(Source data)
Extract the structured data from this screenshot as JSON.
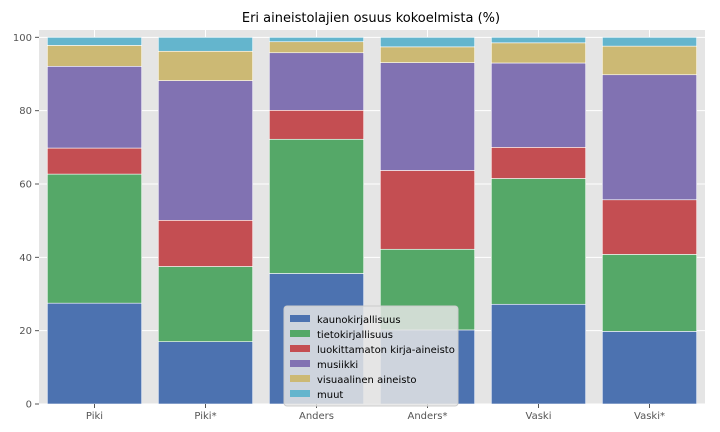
{
  "chart_data": {
    "type": "bar",
    "stacked": true,
    "title": "Eri aineistolajien osuus kokoelmista (%)",
    "xlabel": "",
    "ylabel": "",
    "ylim": [
      0,
      102
    ],
    "yticks": [
      0,
      20,
      40,
      60,
      80,
      100
    ],
    "grid": true,
    "legend_position": "bottom-center",
    "categories": [
      "Piki",
      "Piki*",
      "Anders",
      "Anders*",
      "Vaski",
      "Vaski*"
    ],
    "series": [
      {
        "name": "kaunokirjallisuus",
        "color": "#4c72b0",
        "values": [
          27.5,
          17.0,
          35.6,
          20.2,
          27.2,
          19.8
        ]
      },
      {
        "name": "tietokirjallisuus",
        "color": "#55a868",
        "values": [
          35.2,
          20.5,
          36.6,
          22.0,
          34.3,
          21.0
        ]
      },
      {
        "name": "luokittamaton kirja-aineisto",
        "color": "#c44e52",
        "values": [
          7.1,
          12.6,
          7.9,
          21.5,
          8.5,
          14.9
        ]
      },
      {
        "name": "musiikki",
        "color": "#8172b2",
        "values": [
          22.3,
          38.1,
          15.7,
          29.4,
          23.0,
          34.1
        ]
      },
      {
        "name": "visuaalinen aineisto",
        "color": "#ccb974",
        "values": [
          5.7,
          8.0,
          3.0,
          4.3,
          5.5,
          7.8
        ]
      },
      {
        "name": "muut",
        "color": "#64b5cd",
        "values": [
          2.2,
          3.8,
          1.2,
          2.6,
          1.5,
          2.4
        ]
      }
    ]
  }
}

» Stated exercise
Give back the entries verbatim. Do not include any picture.

» Result for this exercise
Extract the structured data from this screenshot as JSON.
{
  "chart_data": {
    "type": "bar",
    "stacked": true,
    "title": "Eri aineistolajien osuus kokoelmista (%)",
    "xlabel": "",
    "ylabel": "",
    "ylim": [
      0,
      102
    ],
    "yticks": [
      0,
      20,
      40,
      60,
      80,
      100
    ],
    "grid": true,
    "legend_position": "bottom-center",
    "categories": [
      "Piki",
      "Piki*",
      "Anders",
      "Anders*",
      "Vaski",
      "Vaski*"
    ],
    "series": [
      {
        "name": "kaunokirjallisuus",
        "color": "#4c72b0",
        "values": [
          27.5,
          17.0,
          35.6,
          20.2,
          27.2,
          19.8
        ]
      },
      {
        "name": "tietokirjallisuus",
        "color": "#55a868",
        "values": [
          35.2,
          20.5,
          36.6,
          22.0,
          34.3,
          21.0
        ]
      },
      {
        "name": "luokittamaton kirja-aineisto",
        "color": "#c44e52",
        "values": [
          7.1,
          12.6,
          7.9,
          21.5,
          8.5,
          14.9
        ]
      },
      {
        "name": "musiikki",
        "color": "#8172b2",
        "values": [
          22.3,
          38.1,
          15.7,
          29.4,
          23.0,
          34.1
        ]
      },
      {
        "name": "visuaalinen aineisto",
        "color": "#ccb974",
        "values": [
          5.7,
          8.0,
          3.0,
          4.3,
          5.5,
          7.8
        ]
      },
      {
        "name": "muut",
        "color": "#64b5cd",
        "values": [
          2.2,
          3.8,
          1.2,
          2.6,
          1.5,
          2.4
        ]
      }
    ]
  }
}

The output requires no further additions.